• GOAL: Pictures in the records should not be copied, but every other part must be repeated exactly.

>> begin EXTRACTED DATA

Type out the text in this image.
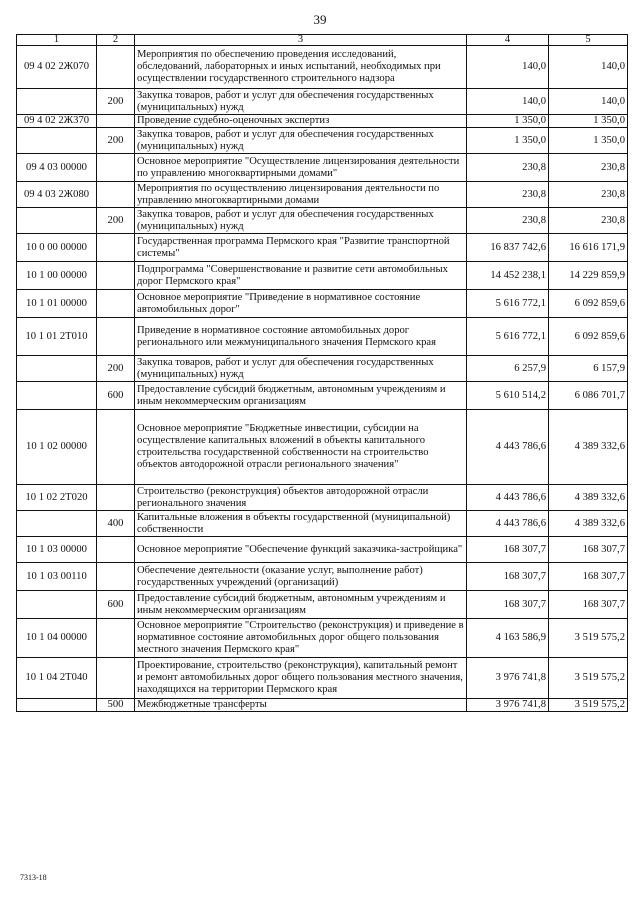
39
1	2	3	4	5
09 4 02 2Ж070		Мероприятия по обеспечению проведения исследований, обследований, лабораторных и иных испытаний, необходимых при осуществлении государственного строительного надзора	140,0	140,0
	200	Закупка товаров, работ и услуг для обеспечения государственных (муниципальных) нужд	140,0	140,0
09 4 02 2Ж370		Проведение судебно-оценочных экспертиз	1 350,0	1 350,0
	200	Закупка товаров, работ и услуг для обеспечения государственных (муниципальных) нужд	1 350,0	1 350,0
09 4 03 00000		Основное мероприятие "Осуществление лицензирования деятельности по управлению многоквартирными домами"	230,8	230,8
09 4 03 2Ж080		Мероприятия по осуществлению лицензирования деятельности по управлению многоквартирными домами	230,8	230,8
	200	Закупка товаров, работ и услуг для обеспечения государственных (муниципальных) нужд	230,8	230,8
10 0 00 00000		Государственная программа Пермского края "Развитие транспортной системы"	16 837 742,6	16 616 171,9
10 1 00 00000		Подпрограмма "Совершенствование и развитие сети автомобильных дорог Пермского края"	14 452 238,1	14 229 859,9
10 1 01 00000		Основное мероприятие "Приведение в нормативное состояние автомобильных дорог"	5 616 772,1	6 092 859,6
10 1 01 2Т010		Приведение в нормативное состояние автомобильных дорог регионального или межмуниципального значения Пермского края	5 616 772,1	6 092 859,6
	200	Закупка товаров, работ и услуг для обеспечения государственных (муниципальных) нужд	6 257,9	6 157,9
	600	Предоставление субсидий бюджетным, автономным учреждениям и иным некоммерческим организациям	5 610 514,2	6 086 701,7
10 1 02 00000		Основное мероприятие "Бюджетные инвестиции, субсидии на осуществление капитальных вложений в объекты капитального строительства государственной собственности на строительство объектов автодорожной отрасли регионального значения"	4 443 786,6	4 389 332,6
10 1 02 2Т020		Строительство (реконструкция) объектов автодорожной отрасли регионального значения	4 443 786,6	4 389 332,6
	400	Капитальные вложения в объекты государственной (муниципальной) собственности	4 443 786,6	4 389 332,6
10 1 03 00000		Основное мероприятие "Обеспечение функций заказчика-застройщика"	168 307,7	168 307,7
10 1 03 00110		Обеспечение деятельности (оказание услуг, выполнение работ) государственных учреждений (организаций)	168 307,7	168 307,7
	600	Предоставление субсидий бюджетным, автономным учреждениям и иным некоммерческим организациям	168 307,7	168 307,7
10 1 04 00000		Основное мероприятие "Строительство (реконструкция) и приведение в нормативное состояние автомобильных дорог общего пользования местного значения Пермского края"	4 163 586,9	3 519 575,2
10 1 04 2Т040		Проектирование, строительство (реконструкция), капитальный ремонт и ремонт автомобильных дорог общего пользования местного значения, находящихся на территории Пермского края	3 976 741,8	3 519 575,2
	500	Межбюджетные трансферты	3 976 741,8	3 519 575,2
7313-18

>> end EXTRACTED DATA

• SOLVED EXERCISE:
Type out the text in this image.
39
1	2	3	4	5
09 4 02 2Ж070		Мероприятия по обеспечению проведения исследований, обследований, лабораторных и иных испытаний, необходимых при осуществлении государственного строительного надзора	140,0	140,0
	200	Закупка товаров, работ и услуг для обеспечения государственных (муниципальных) нужд	140,0	140,0
09 4 02 2Ж370		Проведение судебно-оценочных экспертиз	1 350,0	1 350,0
	200	Закупка товаров, работ и услуг для обеспечения государственных (муниципальных) нужд	1 350,0	1 350,0
09 4 03 00000		Основное мероприятие "Осуществление лицензирования деятельности по управлению многоквартирными домами"	230,8	230,8
09 4 03 2Ж080		Мероприятия по осуществлению лицензирования деятельности по управлению многоквартирными домами	230,8	230,8
	200	Закупка товаров, работ и услуг для обеспечения государственных (муниципальных) нужд	230,8	230,8
10 0 00 00000		Государственная программа Пермского края "Развитие транспортной системы"	16 837 742,6	16 616 171,9
10 1 00 00000		Подпрограмма "Совершенствование и развитие сети автомобильных дорог Пермского края"	14 452 238,1	14 229 859,9
10 1 01 00000		Основное мероприятие "Приведение в нормативное состояние автомобильных дорог"	5 616 772,1	6 092 859,6
10 1 01 2Т010		Приведение в нормативное состояние автомобильных дорог регионального или межмуниципального значения Пермского края	5 616 772,1	6 092 859,6
	200	Закупка товаров, работ и услуг для обеспечения государственных (муниципальных) нужд	6 257,9	6 157,9
	600	Предоставление субсидий бюджетным, автономным учреждениям и иным некоммерческим организациям	5 610 514,2	6 086 701,7
10 1 02 00000		Основное мероприятие "Бюджетные инвестиции, субсидии на осуществление капитальных вложений в объекты капитального строительства государственной собственности на строительство объектов автодорожной отрасли регионального значения"	4 443 786,6	4 389 332,6
10 1 02 2Т020		Строительство (реконструкция) объектов автодорожной отрасли регионального значения	4 443 786,6	4 389 332,6
	400	Капитальные вложения в объекты государственной (муниципальной) собственности	4 443 786,6	4 389 332,6
10 1 03 00000		Основное мероприятие "Обеспечение функций заказчика-застройщика"	168 307,7	168 307,7
10 1 03 00110		Обеспечение деятельности (оказание услуг, выполнение работ) государственных учреждений (организаций)	168 307,7	168 307,7
	600	Предоставление субсидий бюджетным, автономным учреждениям и иным некоммерческим организациям	168 307,7	168 307,7
10 1 04 00000		Основное мероприятие "Строительство (реконструкция) и приведение в нормативное состояние автомобильных дорог общего пользования местного значения Пермского края"	4 163 586,9	3 519 575,2
10 1 04 2Т040		Проектирование, строительство (реконструкция), капитальный ремонт и ремонт автомобильных дорог общего пользования местного значения, находящихся на территории Пермского края	3 976 741,8	3 519 575,2
	500	Межбюджетные трансферты	3 976 741,8	3 519 575,2
7313-18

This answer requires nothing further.